REQUEST:
The data below should be restated word for word, with every picture omitted.

** BEGIN DATASET EXCERPTS **

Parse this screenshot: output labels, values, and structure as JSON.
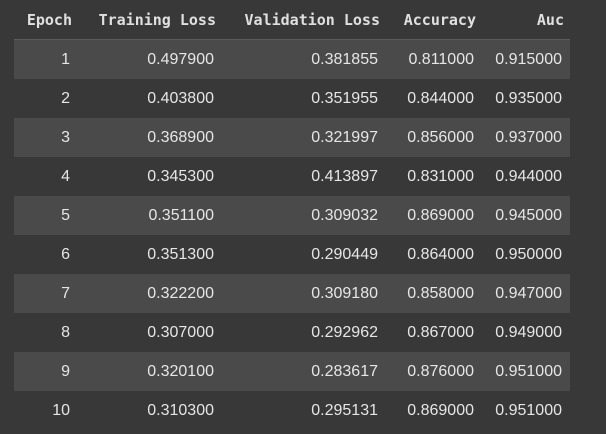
{
  "table": {
    "headers": [
      "Epoch",
      "Training Loss",
      "Validation Loss",
      "Accuracy",
      "Auc"
    ],
    "rows": [
      [
        "1",
        "0.497900",
        "0.381855",
        "0.811000",
        "0.915000"
      ],
      [
        "2",
        "0.403800",
        "0.351955",
        "0.844000",
        "0.935000"
      ],
      [
        "3",
        "0.368900",
        "0.321997",
        "0.856000",
        "0.937000"
      ],
      [
        "4",
        "0.345300",
        "0.413897",
        "0.831000",
        "0.944000"
      ],
      [
        "5",
        "0.351100",
        "0.309032",
        "0.869000",
        "0.945000"
      ],
      [
        "6",
        "0.351300",
        "0.290449",
        "0.864000",
        "0.950000"
      ],
      [
        "7",
        "0.322200",
        "0.309180",
        "0.858000",
        "0.947000"
      ],
      [
        "8",
        "0.307000",
        "0.292962",
        "0.867000",
        "0.949000"
      ],
      [
        "9",
        "0.320100",
        "0.283617",
        "0.876000",
        "0.951000"
      ],
      [
        "10",
        "0.310300",
        "0.295131",
        "0.869000",
        "0.951000"
      ]
    ]
  }
}
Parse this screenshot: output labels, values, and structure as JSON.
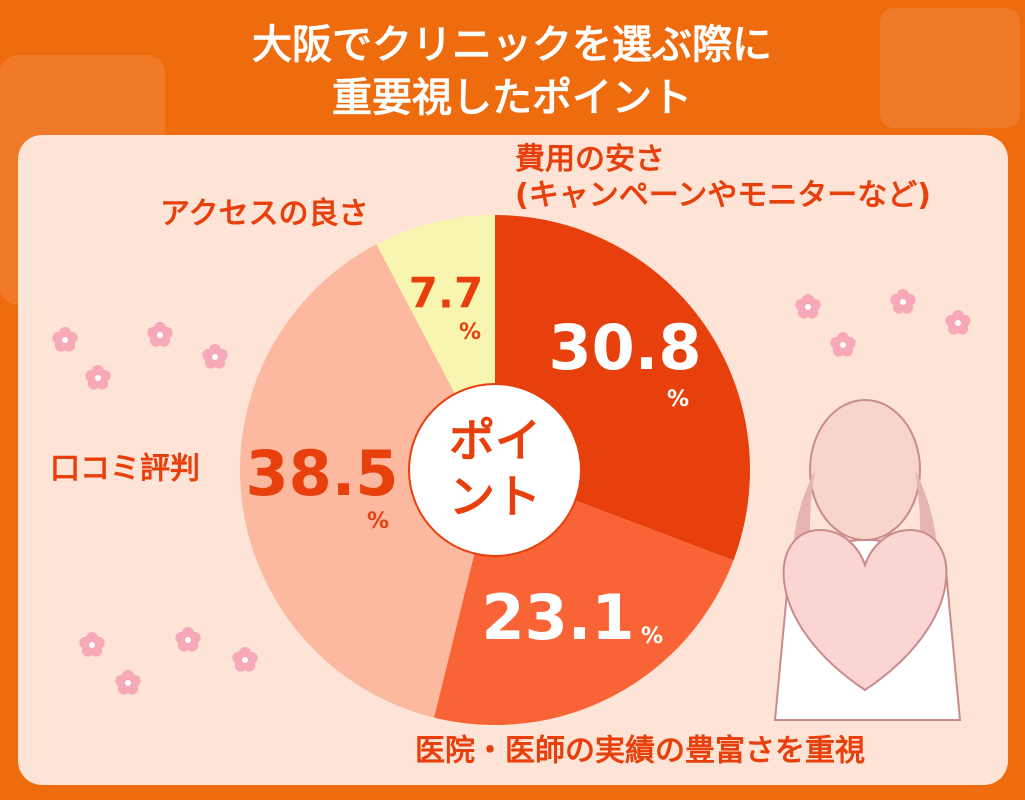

** END DATASET EXCERPTS **

TASK OUTPUT:
Parse this screenshot: output labels, values, and structure as JSON.
{
  "table": {
    "headers": [
      "Epoch",
      "Training Loss",
      "Validation Loss",
      "Accuracy",
      "Auc"
    ],
    "rows": [
      [
        "1",
        "0.497900",
        "0.381855",
        "0.811000",
        "0.915000"
      ],
      [
        "2",
        "0.403800",
        "0.351955",
        "0.844000",
        "0.935000"
      ],
      [
        "3",
        "0.368900",
        "0.321997",
        "0.856000",
        "0.937000"
      ],
      [
        "4",
        "0.345300",
        "0.413897",
        "0.831000",
        "0.944000"
      ],
      [
        "5",
        "0.351100",
        "0.309032",
        "0.869000",
        "0.945000"
      ],
      [
        "6",
        "0.351300",
        "0.290449",
        "0.864000",
        "0.950000"
      ],
      [
        "7",
        "0.322200",
        "0.309180",
        "0.858000",
        "0.947000"
      ],
      [
        "8",
        "0.307000",
        "0.292962",
        "0.867000",
        "0.949000"
      ],
      [
        "9",
        "0.320100",
        "0.283617",
        "0.876000",
        "0.951000"
      ],
      [
        "10",
        "0.310300",
        "0.295131",
        "0.869000",
        "0.951000"
      ]
    ]
  }
}
Parse this screenshot: output labels, values, and structure as JSON.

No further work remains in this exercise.